■ **Task**
Narrow the data below down to the lines containing "size".

■ **Figure record listings**
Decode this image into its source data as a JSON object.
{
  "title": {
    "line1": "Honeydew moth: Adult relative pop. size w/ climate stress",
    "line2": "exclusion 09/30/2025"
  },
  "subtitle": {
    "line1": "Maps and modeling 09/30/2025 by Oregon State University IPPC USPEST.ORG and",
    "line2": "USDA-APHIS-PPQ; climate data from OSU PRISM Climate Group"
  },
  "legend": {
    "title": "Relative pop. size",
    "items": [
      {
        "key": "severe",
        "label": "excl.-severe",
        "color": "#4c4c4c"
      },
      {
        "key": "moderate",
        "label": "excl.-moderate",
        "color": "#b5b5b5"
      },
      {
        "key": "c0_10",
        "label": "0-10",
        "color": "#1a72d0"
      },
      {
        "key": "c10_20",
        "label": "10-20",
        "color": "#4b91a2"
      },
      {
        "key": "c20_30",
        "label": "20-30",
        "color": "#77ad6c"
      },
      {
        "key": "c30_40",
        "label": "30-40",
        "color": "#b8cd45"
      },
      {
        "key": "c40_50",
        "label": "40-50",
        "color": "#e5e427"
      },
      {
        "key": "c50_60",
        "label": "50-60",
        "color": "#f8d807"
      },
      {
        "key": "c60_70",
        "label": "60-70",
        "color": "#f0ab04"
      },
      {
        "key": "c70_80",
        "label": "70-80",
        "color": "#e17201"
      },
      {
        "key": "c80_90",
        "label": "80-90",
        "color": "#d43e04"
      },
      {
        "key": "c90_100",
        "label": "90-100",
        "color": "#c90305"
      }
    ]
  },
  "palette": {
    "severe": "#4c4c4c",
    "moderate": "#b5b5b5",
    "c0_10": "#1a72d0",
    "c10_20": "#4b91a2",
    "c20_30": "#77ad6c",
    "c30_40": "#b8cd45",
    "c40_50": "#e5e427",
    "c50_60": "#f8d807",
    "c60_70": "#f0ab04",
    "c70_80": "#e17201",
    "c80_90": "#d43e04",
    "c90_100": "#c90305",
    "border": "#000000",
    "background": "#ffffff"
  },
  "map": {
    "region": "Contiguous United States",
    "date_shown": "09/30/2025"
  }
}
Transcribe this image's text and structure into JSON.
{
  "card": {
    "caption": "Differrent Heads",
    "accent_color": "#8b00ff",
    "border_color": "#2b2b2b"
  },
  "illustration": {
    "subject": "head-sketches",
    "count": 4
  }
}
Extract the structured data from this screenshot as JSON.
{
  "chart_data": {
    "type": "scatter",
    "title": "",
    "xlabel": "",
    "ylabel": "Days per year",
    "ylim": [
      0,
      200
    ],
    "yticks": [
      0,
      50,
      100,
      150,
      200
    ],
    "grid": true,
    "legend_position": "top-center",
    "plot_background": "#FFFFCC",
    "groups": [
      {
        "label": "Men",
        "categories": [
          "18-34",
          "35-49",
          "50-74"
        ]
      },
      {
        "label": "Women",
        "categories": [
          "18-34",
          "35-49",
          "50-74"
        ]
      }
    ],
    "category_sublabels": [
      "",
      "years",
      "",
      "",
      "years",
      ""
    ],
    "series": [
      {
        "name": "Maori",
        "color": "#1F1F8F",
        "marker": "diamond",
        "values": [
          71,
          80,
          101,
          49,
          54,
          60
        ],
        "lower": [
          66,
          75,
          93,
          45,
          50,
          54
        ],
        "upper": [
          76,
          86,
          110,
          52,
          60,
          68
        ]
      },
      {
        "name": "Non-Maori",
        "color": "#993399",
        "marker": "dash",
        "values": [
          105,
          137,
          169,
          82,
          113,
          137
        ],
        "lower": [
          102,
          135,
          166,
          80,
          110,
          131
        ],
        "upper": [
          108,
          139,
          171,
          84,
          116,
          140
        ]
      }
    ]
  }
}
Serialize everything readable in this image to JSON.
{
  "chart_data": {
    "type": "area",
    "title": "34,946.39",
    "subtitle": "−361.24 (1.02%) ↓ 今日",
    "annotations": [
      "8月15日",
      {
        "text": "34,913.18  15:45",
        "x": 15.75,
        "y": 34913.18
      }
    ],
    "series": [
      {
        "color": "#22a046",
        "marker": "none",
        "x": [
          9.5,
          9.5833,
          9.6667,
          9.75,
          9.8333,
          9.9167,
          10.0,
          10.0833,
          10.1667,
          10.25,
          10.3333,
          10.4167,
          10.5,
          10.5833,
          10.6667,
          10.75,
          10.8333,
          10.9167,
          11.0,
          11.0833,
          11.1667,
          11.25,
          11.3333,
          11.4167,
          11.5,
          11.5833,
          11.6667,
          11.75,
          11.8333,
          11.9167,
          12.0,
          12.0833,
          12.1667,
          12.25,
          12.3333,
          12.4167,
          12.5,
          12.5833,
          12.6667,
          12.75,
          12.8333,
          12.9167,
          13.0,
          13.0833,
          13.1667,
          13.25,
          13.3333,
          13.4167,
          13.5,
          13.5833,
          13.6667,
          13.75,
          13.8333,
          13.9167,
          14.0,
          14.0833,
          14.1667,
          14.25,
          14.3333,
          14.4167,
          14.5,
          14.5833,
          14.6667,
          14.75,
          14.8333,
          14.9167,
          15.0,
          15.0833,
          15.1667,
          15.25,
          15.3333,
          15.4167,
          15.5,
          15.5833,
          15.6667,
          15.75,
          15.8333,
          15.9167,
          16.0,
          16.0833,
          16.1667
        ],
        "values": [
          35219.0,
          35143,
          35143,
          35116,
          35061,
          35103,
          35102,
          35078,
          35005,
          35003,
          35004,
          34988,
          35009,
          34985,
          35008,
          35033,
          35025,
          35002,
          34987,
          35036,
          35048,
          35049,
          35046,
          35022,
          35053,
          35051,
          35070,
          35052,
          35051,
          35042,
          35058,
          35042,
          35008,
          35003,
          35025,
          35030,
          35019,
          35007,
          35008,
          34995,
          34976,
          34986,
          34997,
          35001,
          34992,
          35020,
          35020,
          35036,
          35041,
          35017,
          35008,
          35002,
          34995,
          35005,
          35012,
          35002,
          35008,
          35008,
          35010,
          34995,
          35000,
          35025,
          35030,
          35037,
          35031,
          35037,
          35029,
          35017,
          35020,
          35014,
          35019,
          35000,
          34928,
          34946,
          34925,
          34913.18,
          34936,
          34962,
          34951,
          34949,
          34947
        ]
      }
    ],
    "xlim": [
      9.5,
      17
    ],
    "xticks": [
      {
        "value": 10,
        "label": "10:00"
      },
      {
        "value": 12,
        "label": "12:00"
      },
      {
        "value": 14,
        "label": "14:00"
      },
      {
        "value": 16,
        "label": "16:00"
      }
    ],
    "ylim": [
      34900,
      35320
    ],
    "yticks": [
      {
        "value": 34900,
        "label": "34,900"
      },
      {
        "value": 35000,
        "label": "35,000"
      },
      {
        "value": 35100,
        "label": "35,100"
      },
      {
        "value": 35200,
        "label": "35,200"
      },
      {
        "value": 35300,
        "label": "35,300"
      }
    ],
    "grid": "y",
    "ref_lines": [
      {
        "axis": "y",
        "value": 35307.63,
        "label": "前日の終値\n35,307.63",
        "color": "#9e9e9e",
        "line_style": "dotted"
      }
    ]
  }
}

■ **Solution to this problem**
    "line1": "Honeydew moth: Adult relative pop. size w/ climate stress",
    "title": "Relative pop. size",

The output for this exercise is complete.